Request: Filter the entries, keeping every line with the word "this".

Data records:

►

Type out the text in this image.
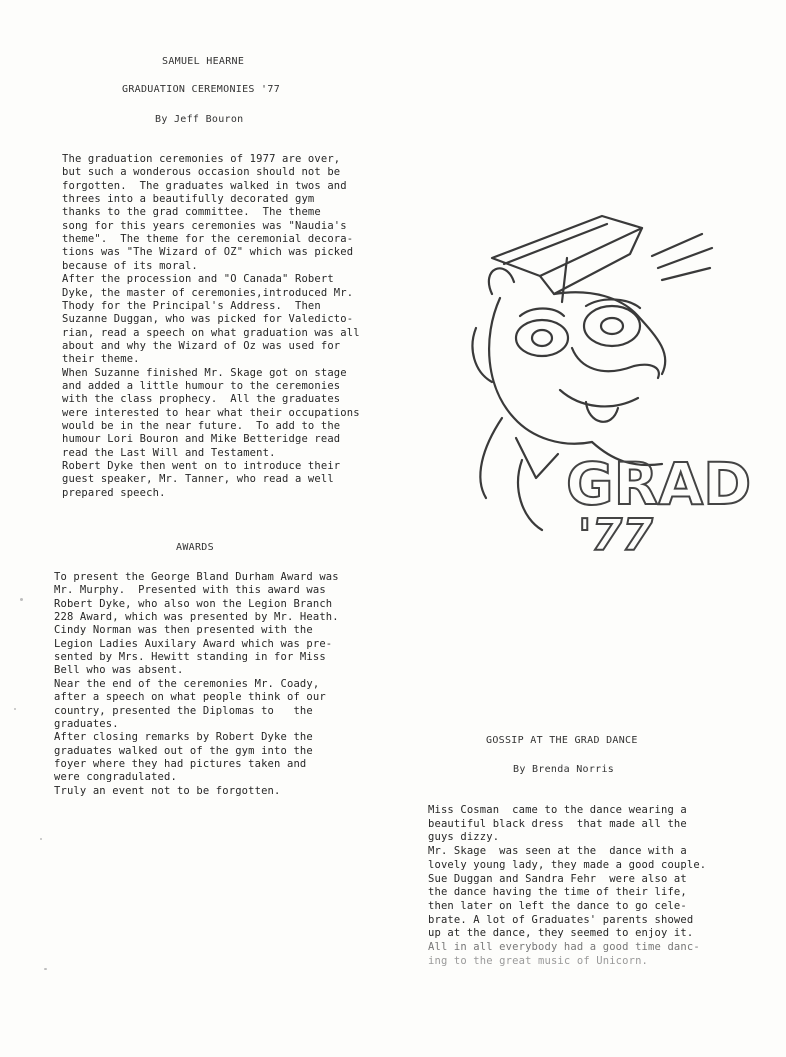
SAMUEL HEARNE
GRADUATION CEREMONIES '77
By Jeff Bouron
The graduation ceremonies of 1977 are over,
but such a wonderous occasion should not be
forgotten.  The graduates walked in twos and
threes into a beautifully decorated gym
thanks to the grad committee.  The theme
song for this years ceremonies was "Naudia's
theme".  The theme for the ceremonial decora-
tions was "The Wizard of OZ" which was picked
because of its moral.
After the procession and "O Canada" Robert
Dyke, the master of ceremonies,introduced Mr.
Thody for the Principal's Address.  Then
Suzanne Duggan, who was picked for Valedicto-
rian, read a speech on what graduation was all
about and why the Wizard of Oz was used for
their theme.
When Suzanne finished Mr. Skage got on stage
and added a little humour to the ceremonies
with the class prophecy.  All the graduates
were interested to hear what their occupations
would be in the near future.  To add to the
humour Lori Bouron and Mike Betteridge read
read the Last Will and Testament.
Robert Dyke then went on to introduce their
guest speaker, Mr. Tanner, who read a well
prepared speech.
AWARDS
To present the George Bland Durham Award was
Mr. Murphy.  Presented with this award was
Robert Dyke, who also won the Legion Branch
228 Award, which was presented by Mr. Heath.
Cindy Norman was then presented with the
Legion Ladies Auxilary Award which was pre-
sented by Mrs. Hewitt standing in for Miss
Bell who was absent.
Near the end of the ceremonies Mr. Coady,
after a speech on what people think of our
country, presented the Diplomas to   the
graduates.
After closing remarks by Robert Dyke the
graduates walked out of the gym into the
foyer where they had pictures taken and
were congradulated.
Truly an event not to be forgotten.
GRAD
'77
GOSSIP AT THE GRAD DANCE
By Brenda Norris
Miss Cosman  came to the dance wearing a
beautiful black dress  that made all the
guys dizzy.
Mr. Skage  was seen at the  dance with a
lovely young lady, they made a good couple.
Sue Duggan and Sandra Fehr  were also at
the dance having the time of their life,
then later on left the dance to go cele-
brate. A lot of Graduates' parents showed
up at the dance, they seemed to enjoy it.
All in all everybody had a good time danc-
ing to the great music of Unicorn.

◄
►

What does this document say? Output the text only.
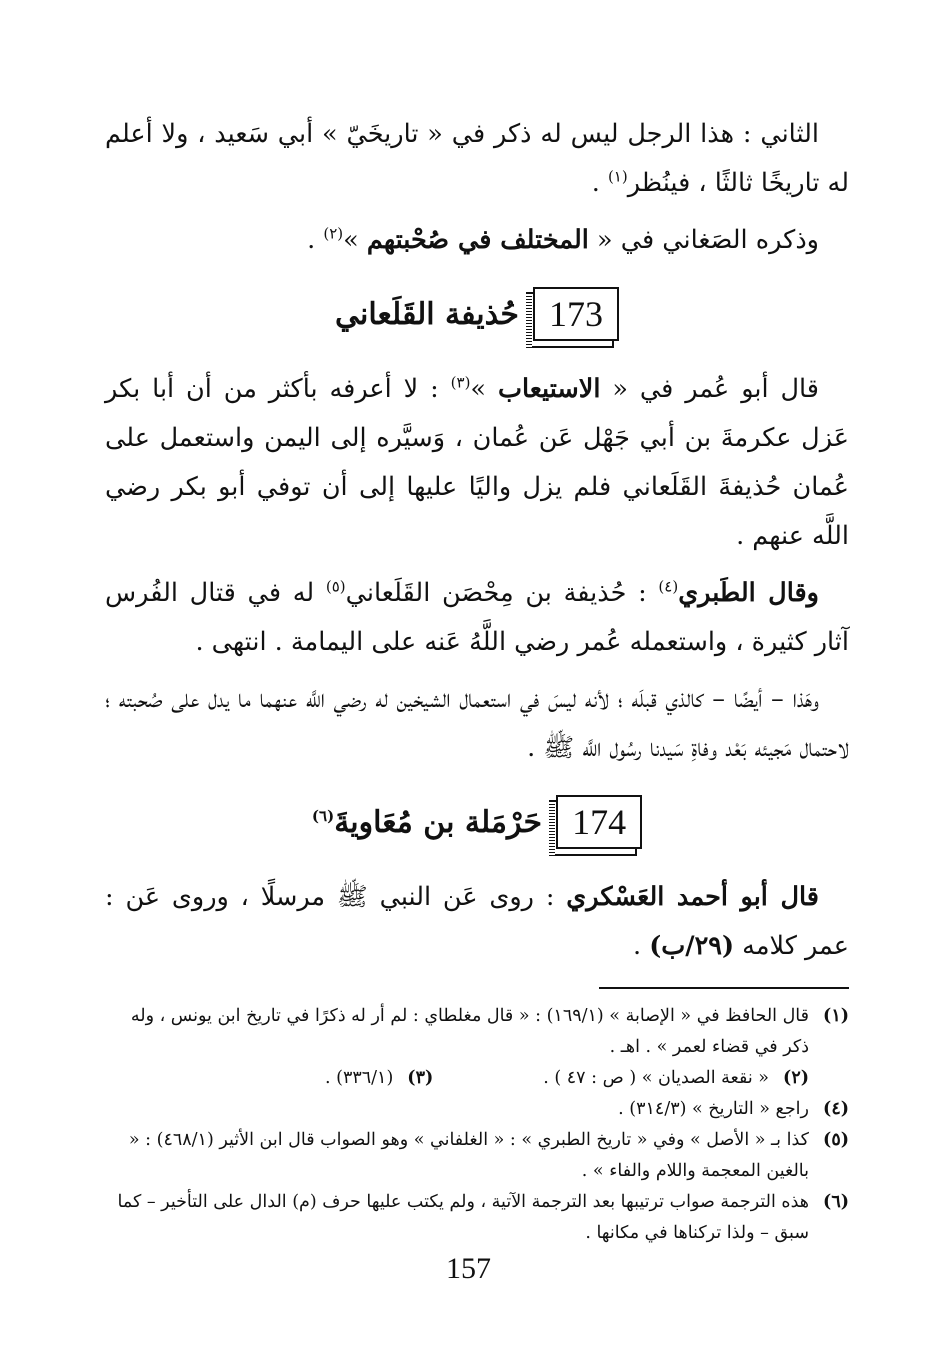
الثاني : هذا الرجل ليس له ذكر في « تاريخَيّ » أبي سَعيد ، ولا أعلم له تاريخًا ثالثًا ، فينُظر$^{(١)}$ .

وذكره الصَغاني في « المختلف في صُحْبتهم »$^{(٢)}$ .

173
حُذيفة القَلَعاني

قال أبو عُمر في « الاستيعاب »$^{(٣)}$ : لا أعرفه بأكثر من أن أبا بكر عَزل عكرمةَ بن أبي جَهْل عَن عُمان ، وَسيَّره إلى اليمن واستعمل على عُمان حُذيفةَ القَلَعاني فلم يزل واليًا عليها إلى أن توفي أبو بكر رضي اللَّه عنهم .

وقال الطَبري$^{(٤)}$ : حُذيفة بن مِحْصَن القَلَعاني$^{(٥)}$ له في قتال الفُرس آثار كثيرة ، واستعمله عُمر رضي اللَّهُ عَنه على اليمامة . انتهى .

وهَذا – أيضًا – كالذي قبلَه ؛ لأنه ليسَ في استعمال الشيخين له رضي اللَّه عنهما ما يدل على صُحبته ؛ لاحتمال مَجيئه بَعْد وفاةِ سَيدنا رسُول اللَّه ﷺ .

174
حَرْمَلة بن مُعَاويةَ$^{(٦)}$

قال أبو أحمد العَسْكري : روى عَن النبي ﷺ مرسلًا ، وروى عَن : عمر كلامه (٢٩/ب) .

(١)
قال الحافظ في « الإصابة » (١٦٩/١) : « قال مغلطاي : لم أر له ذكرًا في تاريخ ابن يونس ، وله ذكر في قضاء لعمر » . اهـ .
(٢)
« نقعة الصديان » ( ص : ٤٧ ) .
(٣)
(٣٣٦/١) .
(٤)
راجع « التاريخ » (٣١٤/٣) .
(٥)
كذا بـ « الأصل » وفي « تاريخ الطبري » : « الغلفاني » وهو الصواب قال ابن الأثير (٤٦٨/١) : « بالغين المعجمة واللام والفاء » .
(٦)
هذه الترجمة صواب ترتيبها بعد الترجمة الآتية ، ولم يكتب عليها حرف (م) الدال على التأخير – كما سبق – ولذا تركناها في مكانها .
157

◄

Written answer:
Type out the text in this image.
song for this years ceremonies was "Naudia's
Mr. Murphy.  Presented with this award was
What does this document say? Output the text only.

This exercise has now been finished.